▸ Source material
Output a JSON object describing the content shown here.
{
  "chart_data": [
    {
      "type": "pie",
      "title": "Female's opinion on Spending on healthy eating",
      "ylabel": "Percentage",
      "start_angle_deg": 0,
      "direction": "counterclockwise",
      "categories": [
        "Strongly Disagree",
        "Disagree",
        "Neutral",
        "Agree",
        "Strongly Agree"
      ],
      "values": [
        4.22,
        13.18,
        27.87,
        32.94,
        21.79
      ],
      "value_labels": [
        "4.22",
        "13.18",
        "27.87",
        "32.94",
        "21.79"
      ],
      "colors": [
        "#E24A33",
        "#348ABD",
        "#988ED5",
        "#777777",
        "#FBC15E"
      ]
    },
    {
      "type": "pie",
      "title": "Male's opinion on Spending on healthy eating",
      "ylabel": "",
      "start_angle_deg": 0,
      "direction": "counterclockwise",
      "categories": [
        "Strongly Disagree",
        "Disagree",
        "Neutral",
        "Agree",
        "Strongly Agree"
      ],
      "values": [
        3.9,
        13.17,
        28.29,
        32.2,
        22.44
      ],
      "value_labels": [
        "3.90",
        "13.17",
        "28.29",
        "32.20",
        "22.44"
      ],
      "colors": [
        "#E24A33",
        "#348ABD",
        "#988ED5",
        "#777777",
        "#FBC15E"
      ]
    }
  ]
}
---
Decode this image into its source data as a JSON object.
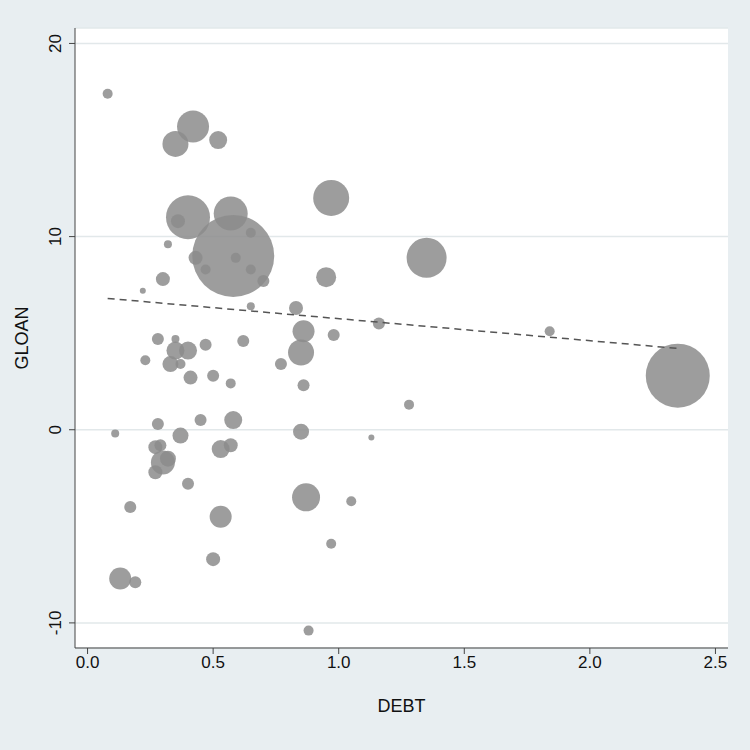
---
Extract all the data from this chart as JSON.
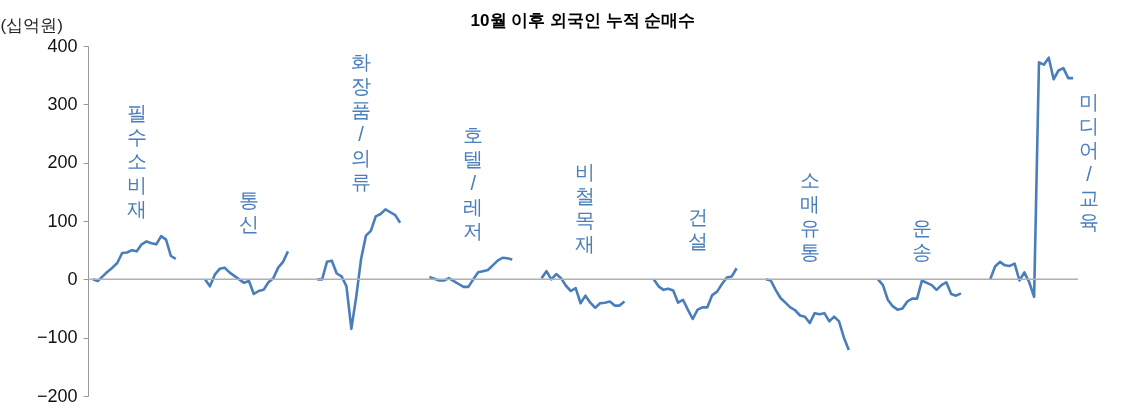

▸ Request
Scan the material above. Return every line containing the string "this".

▸ Written solution
Decode this image into its source data as a JSON object.
Extract all the data from this chart as JSON.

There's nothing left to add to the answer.